- _Exercise objective_:
Would you transcribe the listing that follows, character for character, and omit its images?

- _Source material_:
---------------

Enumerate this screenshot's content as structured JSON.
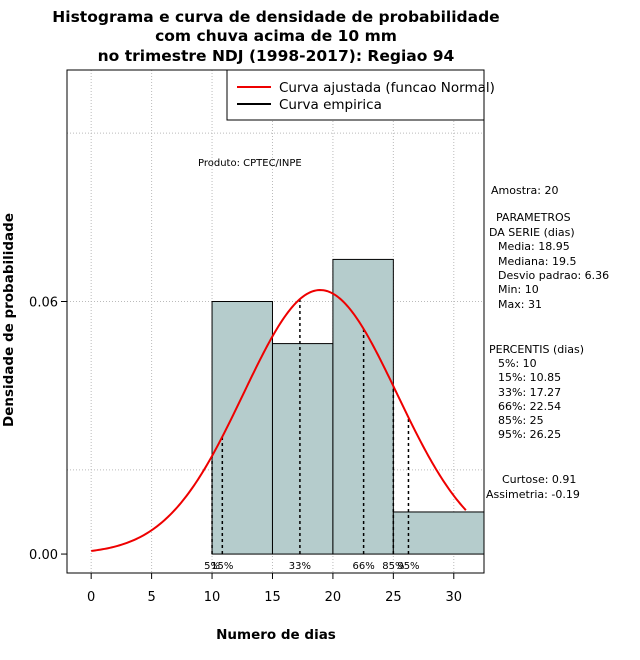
{
  "chart_data": {
    "type": "histogram",
    "title": [
      "Histograma e curva de densidade de probabilidade",
      "com chuva acima de 10 mm",
      "no trimestre NDJ (1998-2017): Regiao 94"
    ],
    "xlabel": "Numero de dias",
    "ylabel": "Densidade de probabilidade",
    "xlim": [
      -2,
      32.5
    ],
    "ylim": [
      -0.0045,
      0.115
    ],
    "x_ticks": [
      0,
      5,
      10,
      15,
      20,
      25,
      30
    ],
    "y_ticks": [
      0.0,
      0.06
    ],
    "y_tick_labels": [
      "0.00",
      "0.06"
    ],
    "grid": true,
    "bins": [
      {
        "from": 10,
        "to": 15,
        "density": 0.06
      },
      {
        "from": 15,
        "to": 20,
        "density": 0.05
      },
      {
        "from": 20,
        "to": 25,
        "density": 0.07
      },
      {
        "from": 25,
        "to": 35,
        "density": 0.01
      }
    ],
    "series": [
      {
        "name": "Curva ajustada (funcao Normal)",
        "type": "normal_density",
        "mean": 18.95,
        "sd": 6.36,
        "x_range": [
          0,
          31
        ],
        "color": "#ee0000"
      },
      {
        "name": "Curva empirica",
        "color": "#000000"
      }
    ],
    "legend_position": "top-right",
    "annotation": "Produto: CPTEC/INPE",
    "percentile_lines": [
      {
        "x": 10,
        "label": "5%"
      },
      {
        "x": 10.85,
        "label": "15%"
      },
      {
        "x": 17.27,
        "label": "33%"
      },
      {
        "x": 22.54,
        "label": "66%"
      },
      {
        "x": 25,
        "label": "85%"
      },
      {
        "x": 26.25,
        "label": "95%"
      }
    ],
    "side_text": {
      "amostra": "Amostra: 20",
      "param_title_1": "PARAMETROS",
      "param_title_2": "DA SERIE (dias)",
      "media": "Media: 18.95",
      "mediana": "Mediana: 19.5",
      "desvio": "Desvio padrao: 6.36",
      "min": "Min: 10",
      "max": "Max: 31",
      "perc_title": "PERCENTIS (dias)",
      "p5": "5%: 10",
      "p15": "15%: 10.85",
      "p33": "33%: 17.27",
      "p66": "66%: 22.54",
      "p85": "85%: 25",
      "p95": "95%: 26.25",
      "curtose": "Curtose: 0.91",
      "assimetria": "Assimetria: -0.19"
    },
    "colors": {
      "bar_fill": "#b5cccc",
      "bar_stroke": "#000000",
      "curve": "#ee0000",
      "grid": "#bbbbbb"
    }
  }
}
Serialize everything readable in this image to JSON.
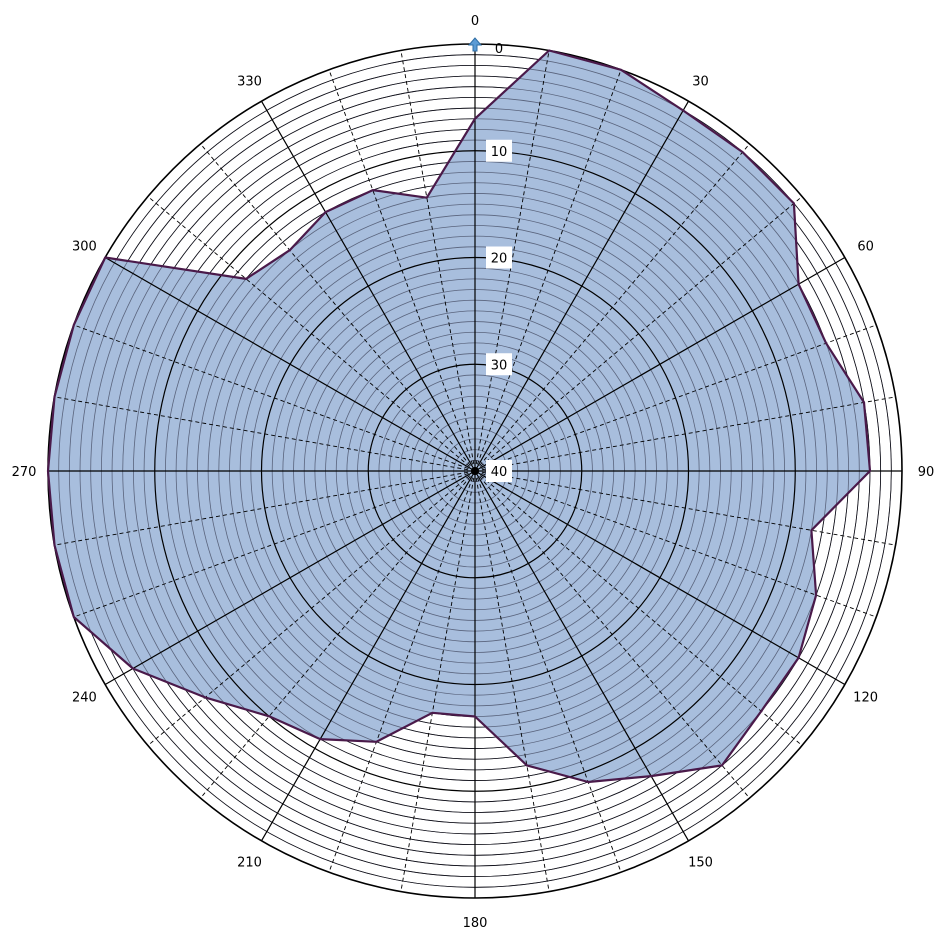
{
  "chart_data": {
    "type": "polar-area",
    "title": "",
    "angle_unit": "degrees",
    "angle_direction": "clockwise",
    "angle_zero": "top",
    "radial_axis": {
      "reversed": true,
      "outer_value": 0,
      "center_value": 40,
      "tick_labels": [
        "0",
        "10",
        "20",
        "30",
        "40"
      ],
      "tick_values": [
        0,
        10,
        20,
        30,
        40
      ],
      "minor_step": 1,
      "major_step": 10
    },
    "angular_axis": {
      "labels": [
        "0",
        "30",
        "60",
        "90",
        "120",
        "150",
        "180",
        "210",
        "240",
        "270",
        "300",
        "330"
      ],
      "major_step": 30,
      "minor_step": 10
    },
    "colors": {
      "fill": "#a8bedd",
      "outline": "#4a1a4a",
      "grid_major": "#000000",
      "grid_minor": "#000000",
      "marker": "#5b9bd5"
    },
    "series": [
      {
        "angles": [
          0,
          10,
          20,
          30,
          40,
          50,
          60,
          70,
          80,
          90,
          100,
          110,
          120,
          130,
          140,
          150,
          160,
          170,
          180,
          190,
          200,
          210,
          220,
          230,
          240,
          250,
          260,
          270,
          280,
          290,
          300,
          310,
          320,
          330,
          340,
          350
        ],
        "values": [
          7,
          0,
          0,
          1,
          1,
          1,
          5,
          5,
          3,
          3,
          8,
          6,
          5,
          5,
          4,
          7,
          9,
          12,
          17,
          17,
          13,
          11,
          10,
          7,
          3,
          0,
          0,
          0,
          0,
          0,
          0,
          12,
          13,
          12,
          12,
          14
        ]
      }
    ]
  }
}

---------------

- _Correct output_:
Enumerate this screenshot's content as structured JSON.
{
  "chart_data": {
    "type": "histogram",
    "title": [
      "Histograma e curva de densidade de probabilidade",
      "com chuva acima de 10 mm",
      "no trimestre NDJ (1998-2017): Regiao 94"
    ],
    "xlabel": "Numero de dias",
    "ylabel": "Densidade de probabilidade",
    "xlim": [
      -2,
      32.5
    ],
    "ylim": [
      -0.0045,
      0.115
    ],
    "x_ticks": [
      0,
      5,
      10,
      15,
      20,
      25,
      30
    ],
    "y_ticks": [
      0.0,
      0.06
    ],
    "y_tick_labels": [
      "0.00",
      "0.06"
    ],
    "grid": true,
    "bins": [
      {
        "from": 10,
        "to": 15,
        "density": 0.06
      },
      {
        "from": 15,
        "to": 20,
        "density": 0.05
      },
      {
        "from": 20,
        "to": 25,
        "density": 0.07
      },
      {
        "from": 25,
        "to": 35,
        "density": 0.01
      }
    ],
    "series": [
      {
        "name": "Curva ajustada (funcao Normal)",
        "type": "normal_density",
        "mean": 18.95,
        "sd": 6.36,
        "x_range": [
          0,
          31
        ],
        "color": "#ee0000"
      },
      {
        "name": "Curva empirica",
        "color": "#000000"
      }
    ],
    "legend_position": "top-right",
    "annotation": "Produto: CPTEC/INPE",
    "percentile_lines": [
      {
        "x": 10,
        "label": "5%"
      },
      {
        "x": 10.85,
        "label": "15%"
      },
      {
        "x": 17.27,
        "label": "33%"
      },
      {
        "x": 22.54,
        "label": "66%"
      },
      {
        "x": 25,
        "label": "85%"
      },
      {
        "x": 26.25,
        "label": "95%"
      }
    ],
    "side_text": {
      "amostra": "Amostra: 20",
      "param_title_1": "PARAMETROS",
      "param_title_2": "DA SERIE (dias)",
      "media": "Media: 18.95",
      "mediana": "Mediana: 19.5",
      "desvio": "Desvio padrao: 6.36",
      "min": "Min: 10",
      "max": "Max: 31",
      "perc_title": "PERCENTIS (dias)",
      "p5": "5%: 10",
      "p15": "15%: 10.85",
      "p33": "33%: 17.27",
      "p66": "66%: 22.54",
      "p85": "85%: 25",
      "p95": "95%: 26.25",
      "curtose": "Curtose: 0.91",
      "assimetria": "Assimetria: -0.19"
    },
    "colors": {
      "bar_fill": "#b5cccc",
      "bar_stroke": "#000000",
      "curve": "#ee0000",
      "grid": "#bbbbbb"
    }
  }
}
Serialize everything readable in this image to JSON.
{
  "chart_data": {
    "type": "polar-area",
    "title": "",
    "angle_unit": "degrees",
    "angle_direction": "clockwise",
    "angle_zero": "top",
    "radial_axis": {
      "reversed": true,
      "outer_value": 0,
      "center_value": 40,
      "tick_labels": [
        "0",
        "10",
        "20",
        "30",
        "40"
      ],
      "tick_values": [
        0,
        10,
        20,
        30,
        40
      ],
      "minor_step": 1,
      "major_step": 10
    },
    "angular_axis": {
      "labels": [
        "0",
        "30",
        "60",
        "90",
        "120",
        "150",
        "180",
        "210",
        "240",
        "270",
        "300",
        "330"
      ],
      "major_step": 30,
      "minor_step": 10
    },
    "colors": {
      "fill": "#a8bedd",
      "outline": "#4a1a4a",
      "grid_major": "#000000",
      "grid_minor": "#000000",
      "marker": "#5b9bd5"
    },
    "series": [
      {
        "angles": [
          0,
          10,
          20,
          30,
          40,
          50,
          60,
          70,
          80,
          90,
          100,
          110,
          120,
          130,
          140,
          150,
          160,
          170,
          180,
          190,
          200,
          210,
          220,
          230,
          240,
          250,
          260,
          270,
          280,
          290,
          300,
          310,
          320,
          330,
          340,
          350
        ],
        "values": [
          7,
          0,
          0,
          1,
          1,
          1,
          5,
          5,
          3,
          3,
          8,
          6,
          5,
          5,
          4,
          7,
          9,
          12,
          17,
          17,
          13,
          11,
          10,
          7,
          3,
          0,
          0,
          0,
          0,
          0,
          0,
          12,
          13,
          12,
          12,
          14
        ]
      }
    ]
  }
}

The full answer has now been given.